Every record that follows must be set down word for word.

» Dataset extract
━━━━━━━━━━━━━━━━━━━━

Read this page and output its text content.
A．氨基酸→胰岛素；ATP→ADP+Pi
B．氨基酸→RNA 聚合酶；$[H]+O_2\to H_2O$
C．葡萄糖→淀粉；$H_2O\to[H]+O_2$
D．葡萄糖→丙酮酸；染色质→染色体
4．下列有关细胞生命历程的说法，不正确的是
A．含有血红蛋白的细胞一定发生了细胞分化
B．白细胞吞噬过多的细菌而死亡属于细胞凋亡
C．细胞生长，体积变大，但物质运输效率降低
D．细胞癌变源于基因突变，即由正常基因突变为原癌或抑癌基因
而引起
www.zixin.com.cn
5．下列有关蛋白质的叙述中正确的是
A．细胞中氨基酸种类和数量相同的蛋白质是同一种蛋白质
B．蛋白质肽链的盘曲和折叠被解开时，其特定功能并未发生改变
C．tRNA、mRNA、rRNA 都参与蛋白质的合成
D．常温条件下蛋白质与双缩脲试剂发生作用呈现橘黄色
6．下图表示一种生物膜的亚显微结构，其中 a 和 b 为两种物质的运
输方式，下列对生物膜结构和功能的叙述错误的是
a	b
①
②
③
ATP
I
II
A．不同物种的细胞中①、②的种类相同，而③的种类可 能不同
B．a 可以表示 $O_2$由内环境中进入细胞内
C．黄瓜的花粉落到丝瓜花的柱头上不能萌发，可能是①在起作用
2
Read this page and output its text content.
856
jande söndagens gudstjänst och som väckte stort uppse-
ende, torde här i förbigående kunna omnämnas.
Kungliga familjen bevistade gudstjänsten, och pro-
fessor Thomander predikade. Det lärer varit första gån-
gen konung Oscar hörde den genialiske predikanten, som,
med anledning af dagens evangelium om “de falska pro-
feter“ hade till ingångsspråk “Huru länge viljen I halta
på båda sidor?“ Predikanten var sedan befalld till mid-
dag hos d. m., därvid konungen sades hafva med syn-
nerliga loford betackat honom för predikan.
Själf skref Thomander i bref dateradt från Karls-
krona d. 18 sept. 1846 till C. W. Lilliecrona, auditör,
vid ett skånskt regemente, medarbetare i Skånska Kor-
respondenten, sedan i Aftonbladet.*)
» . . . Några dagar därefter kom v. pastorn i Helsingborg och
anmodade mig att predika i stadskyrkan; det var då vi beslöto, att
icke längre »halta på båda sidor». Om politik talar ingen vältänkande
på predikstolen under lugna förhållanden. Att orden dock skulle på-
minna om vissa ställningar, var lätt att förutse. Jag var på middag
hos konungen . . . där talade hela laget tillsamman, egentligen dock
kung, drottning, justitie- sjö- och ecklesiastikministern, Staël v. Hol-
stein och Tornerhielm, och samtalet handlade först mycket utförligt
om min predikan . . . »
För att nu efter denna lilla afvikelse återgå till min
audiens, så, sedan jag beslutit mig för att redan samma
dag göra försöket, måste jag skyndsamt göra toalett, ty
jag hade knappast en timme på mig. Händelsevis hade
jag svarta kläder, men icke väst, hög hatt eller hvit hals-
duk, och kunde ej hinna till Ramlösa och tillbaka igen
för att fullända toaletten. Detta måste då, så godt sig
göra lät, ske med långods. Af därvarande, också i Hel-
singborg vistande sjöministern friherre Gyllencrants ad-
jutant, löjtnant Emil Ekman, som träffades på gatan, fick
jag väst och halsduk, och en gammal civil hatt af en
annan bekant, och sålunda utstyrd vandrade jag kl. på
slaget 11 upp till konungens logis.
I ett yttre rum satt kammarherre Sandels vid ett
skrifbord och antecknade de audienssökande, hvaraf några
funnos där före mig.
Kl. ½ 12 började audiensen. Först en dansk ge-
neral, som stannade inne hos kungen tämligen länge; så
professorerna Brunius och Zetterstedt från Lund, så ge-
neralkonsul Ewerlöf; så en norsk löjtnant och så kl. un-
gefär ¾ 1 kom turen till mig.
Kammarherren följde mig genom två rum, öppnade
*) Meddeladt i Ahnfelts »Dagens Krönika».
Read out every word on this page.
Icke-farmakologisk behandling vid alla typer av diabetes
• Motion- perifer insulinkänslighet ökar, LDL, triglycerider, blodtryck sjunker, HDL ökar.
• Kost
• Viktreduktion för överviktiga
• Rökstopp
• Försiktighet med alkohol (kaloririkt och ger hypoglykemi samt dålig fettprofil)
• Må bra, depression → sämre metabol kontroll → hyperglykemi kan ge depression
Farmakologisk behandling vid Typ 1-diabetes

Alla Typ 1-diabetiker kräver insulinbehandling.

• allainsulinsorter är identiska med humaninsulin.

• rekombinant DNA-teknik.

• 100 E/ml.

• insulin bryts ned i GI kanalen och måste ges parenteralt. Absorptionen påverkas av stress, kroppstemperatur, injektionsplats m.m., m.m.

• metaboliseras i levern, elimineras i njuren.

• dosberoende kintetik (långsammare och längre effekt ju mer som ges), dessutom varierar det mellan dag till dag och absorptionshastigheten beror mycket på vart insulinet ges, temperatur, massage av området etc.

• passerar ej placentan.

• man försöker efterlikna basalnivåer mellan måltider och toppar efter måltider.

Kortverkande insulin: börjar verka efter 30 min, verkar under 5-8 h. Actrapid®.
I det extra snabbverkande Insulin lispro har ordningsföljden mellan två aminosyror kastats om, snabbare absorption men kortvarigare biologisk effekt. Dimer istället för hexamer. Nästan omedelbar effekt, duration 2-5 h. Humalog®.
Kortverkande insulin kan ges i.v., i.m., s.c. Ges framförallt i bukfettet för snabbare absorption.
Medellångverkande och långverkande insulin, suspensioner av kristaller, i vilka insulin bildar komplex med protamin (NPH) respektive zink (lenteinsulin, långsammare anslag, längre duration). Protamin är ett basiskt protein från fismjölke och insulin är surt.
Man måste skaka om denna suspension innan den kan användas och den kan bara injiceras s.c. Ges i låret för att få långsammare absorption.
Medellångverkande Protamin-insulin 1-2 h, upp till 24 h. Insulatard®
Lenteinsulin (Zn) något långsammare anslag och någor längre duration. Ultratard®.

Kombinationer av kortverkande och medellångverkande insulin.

━━━━━━━━━━━━━━━━━━━━

» Solution to the problem
Read this page and output its text content.
A．氨基酸→胰岛素；ATP→ADP+Pi
B．氨基酸→RNA 聚合酶；$[H]+O_2\to H_2O$
C．葡萄糖→淀粉；$H_2O\to[H]+O_2$
D．葡萄糖→丙酮酸；染色质→染色体
4．下列有关细胞生命历程的说法，不正确的是
A．含有血红蛋白的细胞一定发生了细胞分化
B．白细胞吞噬过多的细菌而死亡属于细胞凋亡
C．细胞生长，体积变大，但物质运输效率降低
D．细胞癌变源于基因突变，即由正常基因突变为原癌或抑癌基因
而引起
www.zixin.com.cn
5．下列有关蛋白质的叙述中正确的是
A．细胞中氨基酸种类和数量相同的蛋白质是同一种蛋白质
B．蛋白质肽链的盘曲和折叠被解开时，其特定功能并未发生改变
C．tRNA、mRNA、rRNA 都参与蛋白质的合成
D．常温条件下蛋白质与双缩脲试剂发生作用呈现橘黄色
6．下图表示一种生物膜的亚显微结构，其中 a 和 b 为两种物质的运
输方式，下列对生物膜结构和功能的叙述错误的是
a	b
①
②
③
ATP
I
II
A．不同物种的细胞中①、②的种类相同，而③的种类可 能不同
B．a 可以表示 $O_2$由内环境中进入细胞内
C．黄瓜的花粉落到丝瓜花的柱头上不能萌发，可能是①在起作用
2
Read this page and output its text content.
856
jande söndagens gudstjänst och som väckte stort uppse-
ende, torde här i förbigående kunna omnämnas.
Kungliga familjen bevistade gudstjänsten, och pro-
fessor Thomander predikade. Det lärer varit första gån-
gen konung Oscar hörde den genialiske predikanten, som,
med anledning af dagens evangelium om “de falska pro-
feter“ hade till ingångsspråk “Huru länge viljen I halta
på båda sidor?“ Predikanten var sedan befalld till mid-
dag hos d. m., därvid konungen sades hafva med syn-
nerliga loford betackat honom för predikan.
Själf skref Thomander i bref dateradt från Karls-
krona d. 18 sept. 1846 till C. W. Lilliecrona, auditör,
vid ett skånskt regemente, medarbetare i Skånska Kor-
respondenten, sedan i Aftonbladet.*)
» . . . Några dagar därefter kom v. pastorn i Helsingborg och
anmodade mig att predika i stadskyrkan; det var då vi beslöto, att
icke längre »halta på båda sidor». Om politik talar ingen vältänkande
på predikstolen under lugna förhållanden. Att orden dock skulle på-
minna om vissa ställningar, var lätt att förutse. Jag var på middag
hos konungen . . . där talade hela laget tillsamman, egentligen dock
kung, drottning, justitie- sjö- och ecklesiastikministern, Staël v. Hol-
stein och Tornerhielm, och samtalet handlade först mycket utförligt
om min predikan . . . »
För att nu efter denna lilla afvikelse återgå till min
audiens, så, sedan jag beslutit mig för att redan samma
dag göra försöket, måste jag skyndsamt göra toalett, ty
jag hade knappast en timme på mig. Händelsevis hade
jag svarta kläder, men icke väst, hög hatt eller hvit hals-
duk, och kunde ej hinna till Ramlösa och tillbaka igen
för att fullända toaletten. Detta måste då, så godt sig
göra lät, ske med långods. Af därvarande, också i Hel-
singborg vistande sjöministern friherre Gyllencrants ad-
jutant, löjtnant Emil Ekman, som träffades på gatan, fick
jag väst och halsduk, och en gammal civil hatt af en
annan bekant, och sålunda utstyrd vandrade jag kl. på
slaget 11 upp till konungens logis.
I ett yttre rum satt kammarherre Sandels vid ett
skrifbord och antecknade de audienssökande, hvaraf några
funnos där före mig.
Kl. ½ 12 började audiensen. Först en dansk ge-
neral, som stannade inne hos kungen tämligen länge; så
professorerna Brunius och Zetterstedt från Lund, så ge-
neralkonsul Ewerlöf; så en norsk löjtnant och så kl. un-
gefär ¾ 1 kom turen till mig.
Kammarherren följde mig genom två rum, öppnade
*) Meddeladt i Ahnfelts »Dagens Krönika».
Read out every word on this page.
Icke-farmakologisk behandling vid alla typer av diabetes
• Motion- perifer insulinkänslighet ökar, LDL, triglycerider, blodtryck sjunker, HDL ökar.
• Kost
• Viktreduktion för överviktiga
• Rökstopp
• Försiktighet med alkohol (kaloririkt och ger hypoglykemi samt dålig fettprofil)
• Må bra, depression → sämre metabol kontroll → hyperglykemi kan ge depression
Farmakologisk behandling vid Typ 1-diabetes

Alla Typ 1-diabetiker kräver insulinbehandling.

• allainsulinsorter är identiska med humaninsulin.

• rekombinant DNA-teknik.

• 100 E/ml.

• insulin bryts ned i GI kanalen och måste ges parenteralt. Absorptionen påverkas av stress, kroppstemperatur, injektionsplats m.m., m.m.

• metaboliseras i levern, elimineras i njuren.

• dosberoende kintetik (långsammare och längre effekt ju mer som ges), dessutom varierar det mellan dag till dag och absorptionshastigheten beror mycket på vart insulinet ges, temperatur, massage av området etc.

• passerar ej placentan.

• man försöker efterlikna basalnivåer mellan måltider och toppar efter måltider.

Kortverkande insulin: börjar verka efter 30 min, verkar under 5-8 h. Actrapid®.
I det extra snabbverkande Insulin lispro har ordningsföljden mellan två aminosyror kastats om, snabbare absorption men kortvarigare biologisk effekt. Dimer istället för hexamer. Nästan omedelbar effekt, duration 2-5 h. Humalog®.
Kortverkande insulin kan ges i.v., i.m., s.c. Ges framförallt i bukfettet för snabbare absorption.
Medellångverkande och långverkande insulin, suspensioner av kristaller, i vilka insulin bildar komplex med protamin (NPH) respektive zink (lenteinsulin, långsammare anslag, längre duration). Protamin är ett basiskt protein från fismjölke och insulin är surt.
Man måste skaka om denna suspension innan den kan användas och den kan bara injiceras s.c. Ges i låret för att få långsammare absorption.
Medellångverkande Protamin-insulin 1-2 h, upp till 24 h. Insulatard®
Lenteinsulin (Zn) något långsammare anslag och någor längre duration. Ultratard®.

Kombinationer av kortverkande och medellångverkande insulin.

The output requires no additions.